● TASK REQUIREMENTS
Find how many lines in the material contain "glasove"; your answer should be that number alone.

● RECORDS FOR THIS EXERCISE

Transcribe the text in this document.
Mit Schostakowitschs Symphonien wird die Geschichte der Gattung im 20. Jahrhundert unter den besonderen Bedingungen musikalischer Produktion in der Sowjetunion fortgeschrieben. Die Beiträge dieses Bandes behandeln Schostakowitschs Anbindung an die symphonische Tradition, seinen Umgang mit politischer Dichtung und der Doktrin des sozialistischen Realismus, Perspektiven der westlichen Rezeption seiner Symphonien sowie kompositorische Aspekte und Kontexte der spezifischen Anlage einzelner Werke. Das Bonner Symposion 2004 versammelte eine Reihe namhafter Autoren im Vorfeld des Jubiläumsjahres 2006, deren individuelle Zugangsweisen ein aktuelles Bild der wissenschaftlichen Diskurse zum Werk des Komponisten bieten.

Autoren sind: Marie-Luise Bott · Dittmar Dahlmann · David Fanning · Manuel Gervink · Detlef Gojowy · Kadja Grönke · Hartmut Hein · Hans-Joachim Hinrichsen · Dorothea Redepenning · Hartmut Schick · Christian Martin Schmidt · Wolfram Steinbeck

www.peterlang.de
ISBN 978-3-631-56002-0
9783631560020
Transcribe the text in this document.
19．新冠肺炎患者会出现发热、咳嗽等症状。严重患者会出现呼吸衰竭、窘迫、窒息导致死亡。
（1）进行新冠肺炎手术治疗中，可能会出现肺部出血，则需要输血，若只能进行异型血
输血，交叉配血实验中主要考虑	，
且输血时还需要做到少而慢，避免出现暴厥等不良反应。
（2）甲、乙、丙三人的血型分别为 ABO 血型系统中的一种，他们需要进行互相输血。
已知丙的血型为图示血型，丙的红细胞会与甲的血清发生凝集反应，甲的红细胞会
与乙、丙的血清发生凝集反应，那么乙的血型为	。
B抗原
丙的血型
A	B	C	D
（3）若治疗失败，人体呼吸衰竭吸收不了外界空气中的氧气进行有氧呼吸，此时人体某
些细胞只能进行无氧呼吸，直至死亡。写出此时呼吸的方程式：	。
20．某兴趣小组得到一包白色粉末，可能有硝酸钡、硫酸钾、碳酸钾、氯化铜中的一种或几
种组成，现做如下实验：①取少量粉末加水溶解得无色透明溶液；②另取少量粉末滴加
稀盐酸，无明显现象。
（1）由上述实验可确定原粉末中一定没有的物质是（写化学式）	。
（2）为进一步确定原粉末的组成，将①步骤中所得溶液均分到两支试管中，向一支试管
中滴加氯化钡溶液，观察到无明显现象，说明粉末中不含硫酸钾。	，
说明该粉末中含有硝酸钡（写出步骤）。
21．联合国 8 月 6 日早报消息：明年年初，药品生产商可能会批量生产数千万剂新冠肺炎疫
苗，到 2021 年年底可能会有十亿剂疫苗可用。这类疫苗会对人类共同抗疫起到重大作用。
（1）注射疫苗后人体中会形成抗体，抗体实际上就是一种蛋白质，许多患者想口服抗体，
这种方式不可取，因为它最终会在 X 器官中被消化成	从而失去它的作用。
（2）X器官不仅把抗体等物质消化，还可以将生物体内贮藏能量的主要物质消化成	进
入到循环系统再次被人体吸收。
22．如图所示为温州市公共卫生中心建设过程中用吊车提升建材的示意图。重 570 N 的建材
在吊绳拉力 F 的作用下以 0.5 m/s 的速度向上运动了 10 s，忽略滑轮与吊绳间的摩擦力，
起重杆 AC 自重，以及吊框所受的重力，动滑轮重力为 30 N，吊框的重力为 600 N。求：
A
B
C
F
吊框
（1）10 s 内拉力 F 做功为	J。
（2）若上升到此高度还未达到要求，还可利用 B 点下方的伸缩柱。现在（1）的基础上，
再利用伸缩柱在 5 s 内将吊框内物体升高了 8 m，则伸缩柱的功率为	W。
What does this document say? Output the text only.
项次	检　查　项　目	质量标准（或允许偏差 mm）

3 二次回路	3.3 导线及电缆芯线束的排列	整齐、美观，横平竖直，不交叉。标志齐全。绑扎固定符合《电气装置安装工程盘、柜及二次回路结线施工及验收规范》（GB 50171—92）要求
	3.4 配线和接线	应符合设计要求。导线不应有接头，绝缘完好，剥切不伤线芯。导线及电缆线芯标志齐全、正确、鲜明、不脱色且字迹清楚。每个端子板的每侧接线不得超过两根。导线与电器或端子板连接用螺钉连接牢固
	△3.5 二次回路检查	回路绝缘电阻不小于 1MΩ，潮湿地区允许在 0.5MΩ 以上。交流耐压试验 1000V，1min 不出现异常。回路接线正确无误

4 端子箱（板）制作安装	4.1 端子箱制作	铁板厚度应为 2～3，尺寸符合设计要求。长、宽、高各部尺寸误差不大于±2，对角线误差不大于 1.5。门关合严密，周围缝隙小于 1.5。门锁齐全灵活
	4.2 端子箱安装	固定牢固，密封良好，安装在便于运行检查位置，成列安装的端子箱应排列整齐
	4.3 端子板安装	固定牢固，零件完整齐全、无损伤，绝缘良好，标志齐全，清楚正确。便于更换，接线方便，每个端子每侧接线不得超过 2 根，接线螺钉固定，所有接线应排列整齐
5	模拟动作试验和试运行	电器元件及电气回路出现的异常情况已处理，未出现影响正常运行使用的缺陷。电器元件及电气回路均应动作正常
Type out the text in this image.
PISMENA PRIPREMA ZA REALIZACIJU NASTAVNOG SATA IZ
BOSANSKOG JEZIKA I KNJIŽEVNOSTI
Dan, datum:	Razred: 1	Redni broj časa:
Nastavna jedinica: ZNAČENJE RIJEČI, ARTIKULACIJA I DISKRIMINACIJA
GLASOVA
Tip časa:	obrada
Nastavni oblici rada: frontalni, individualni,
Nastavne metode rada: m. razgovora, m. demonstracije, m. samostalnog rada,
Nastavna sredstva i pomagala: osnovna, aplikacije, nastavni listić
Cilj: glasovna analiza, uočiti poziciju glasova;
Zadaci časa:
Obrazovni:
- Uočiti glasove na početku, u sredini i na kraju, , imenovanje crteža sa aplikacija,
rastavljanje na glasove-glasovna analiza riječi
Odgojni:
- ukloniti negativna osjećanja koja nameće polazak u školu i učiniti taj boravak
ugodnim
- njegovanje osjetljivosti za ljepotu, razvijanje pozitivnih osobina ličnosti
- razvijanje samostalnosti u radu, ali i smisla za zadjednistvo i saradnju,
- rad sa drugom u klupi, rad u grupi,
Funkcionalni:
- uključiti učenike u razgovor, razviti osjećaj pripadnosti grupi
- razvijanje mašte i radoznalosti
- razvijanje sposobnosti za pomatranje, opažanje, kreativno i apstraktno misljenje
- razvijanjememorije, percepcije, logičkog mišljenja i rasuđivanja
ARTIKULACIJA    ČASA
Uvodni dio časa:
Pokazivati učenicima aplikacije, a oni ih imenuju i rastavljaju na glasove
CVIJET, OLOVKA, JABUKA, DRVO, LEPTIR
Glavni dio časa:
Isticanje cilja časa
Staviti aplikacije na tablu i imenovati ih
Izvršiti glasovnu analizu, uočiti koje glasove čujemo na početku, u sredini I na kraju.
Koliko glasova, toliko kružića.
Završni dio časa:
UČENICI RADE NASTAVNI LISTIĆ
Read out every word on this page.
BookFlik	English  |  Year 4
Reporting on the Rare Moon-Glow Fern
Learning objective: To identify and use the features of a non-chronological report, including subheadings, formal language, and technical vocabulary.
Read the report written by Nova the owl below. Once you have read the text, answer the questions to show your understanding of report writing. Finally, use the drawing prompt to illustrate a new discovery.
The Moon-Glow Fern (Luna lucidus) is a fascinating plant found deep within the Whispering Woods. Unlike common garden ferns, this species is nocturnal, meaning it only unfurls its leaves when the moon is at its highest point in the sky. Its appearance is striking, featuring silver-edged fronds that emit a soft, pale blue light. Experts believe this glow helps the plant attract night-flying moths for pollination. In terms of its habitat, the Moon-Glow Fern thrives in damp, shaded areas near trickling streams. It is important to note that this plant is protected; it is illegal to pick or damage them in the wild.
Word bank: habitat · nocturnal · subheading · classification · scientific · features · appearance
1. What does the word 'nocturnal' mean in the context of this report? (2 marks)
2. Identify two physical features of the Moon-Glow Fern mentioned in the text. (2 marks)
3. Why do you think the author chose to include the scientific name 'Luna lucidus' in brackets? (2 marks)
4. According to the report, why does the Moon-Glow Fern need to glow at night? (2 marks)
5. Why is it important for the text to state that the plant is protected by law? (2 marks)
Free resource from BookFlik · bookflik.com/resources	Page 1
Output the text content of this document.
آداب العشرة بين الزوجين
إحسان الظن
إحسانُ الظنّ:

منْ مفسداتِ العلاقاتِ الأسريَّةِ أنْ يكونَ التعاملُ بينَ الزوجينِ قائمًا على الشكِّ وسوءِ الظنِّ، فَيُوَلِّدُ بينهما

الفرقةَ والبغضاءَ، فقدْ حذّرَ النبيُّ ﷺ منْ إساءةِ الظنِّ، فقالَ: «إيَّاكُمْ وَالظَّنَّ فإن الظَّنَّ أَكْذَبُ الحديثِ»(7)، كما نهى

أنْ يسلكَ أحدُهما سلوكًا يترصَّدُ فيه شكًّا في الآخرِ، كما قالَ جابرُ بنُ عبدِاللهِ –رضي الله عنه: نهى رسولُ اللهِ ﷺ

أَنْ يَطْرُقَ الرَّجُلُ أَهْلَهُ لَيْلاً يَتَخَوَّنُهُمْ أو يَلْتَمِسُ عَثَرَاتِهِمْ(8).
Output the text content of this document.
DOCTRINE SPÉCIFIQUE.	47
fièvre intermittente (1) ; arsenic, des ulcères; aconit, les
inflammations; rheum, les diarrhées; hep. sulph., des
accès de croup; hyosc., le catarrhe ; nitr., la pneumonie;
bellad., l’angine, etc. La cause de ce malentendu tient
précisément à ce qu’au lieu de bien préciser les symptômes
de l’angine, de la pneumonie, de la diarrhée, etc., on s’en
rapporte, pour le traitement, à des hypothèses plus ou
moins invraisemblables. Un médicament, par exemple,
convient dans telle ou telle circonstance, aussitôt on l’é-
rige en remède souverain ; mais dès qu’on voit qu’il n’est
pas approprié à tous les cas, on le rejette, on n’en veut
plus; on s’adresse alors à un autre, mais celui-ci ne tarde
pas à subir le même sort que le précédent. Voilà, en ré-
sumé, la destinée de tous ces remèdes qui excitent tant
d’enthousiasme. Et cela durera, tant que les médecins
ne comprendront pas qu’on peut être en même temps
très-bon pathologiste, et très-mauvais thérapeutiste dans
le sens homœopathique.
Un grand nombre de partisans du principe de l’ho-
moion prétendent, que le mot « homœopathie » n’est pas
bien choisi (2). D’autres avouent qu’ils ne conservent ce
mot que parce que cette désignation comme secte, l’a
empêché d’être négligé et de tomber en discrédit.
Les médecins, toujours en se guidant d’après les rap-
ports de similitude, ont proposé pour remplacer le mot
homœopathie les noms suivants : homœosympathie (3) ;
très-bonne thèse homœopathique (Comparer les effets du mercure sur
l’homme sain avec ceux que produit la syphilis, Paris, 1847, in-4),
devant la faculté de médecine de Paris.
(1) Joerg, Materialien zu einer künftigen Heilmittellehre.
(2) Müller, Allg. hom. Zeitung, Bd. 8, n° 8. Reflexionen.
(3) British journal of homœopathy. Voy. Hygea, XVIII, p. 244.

● ANSWER TO THIS PROBLEM
4